§ Exercise: Every record that follows should be printed verbatim.

── Exercise input ──

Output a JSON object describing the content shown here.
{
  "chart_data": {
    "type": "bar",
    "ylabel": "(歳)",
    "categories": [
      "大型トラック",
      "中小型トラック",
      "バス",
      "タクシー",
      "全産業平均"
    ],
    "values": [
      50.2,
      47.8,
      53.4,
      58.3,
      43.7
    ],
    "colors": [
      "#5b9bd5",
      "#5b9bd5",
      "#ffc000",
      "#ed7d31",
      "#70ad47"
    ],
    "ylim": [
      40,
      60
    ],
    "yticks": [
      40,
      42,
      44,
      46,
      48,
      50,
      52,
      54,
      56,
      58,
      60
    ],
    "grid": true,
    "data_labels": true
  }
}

───

§ Task response:
Output a JSON object describing the content shown here.
{
  "chart_data": {
    "type": "bar",
    "ylabel": "(歳)",
    "categories": [
      "大型トラック",
      "中小型トラック",
      "バス",
      "タクシー",
      "全産業平均"
    ],
    "values": [
      50.2,
      47.8,
      53.4,
      58.3,
      43.7
    ],
    "colors": [
      "#5b9bd5",
      "#5b9bd5",
      "#ffc000",
      "#ed7d31",
      "#70ad47"
    ],
    "ylim": [
      40,
      60
    ],
    "yticks": [
      40,
      42,
      44,
      46,
      48,
      50,
      52,
      54,
      56,
      58,
      60
    ],
    "grid": true,
    "data_labels": true
  }
}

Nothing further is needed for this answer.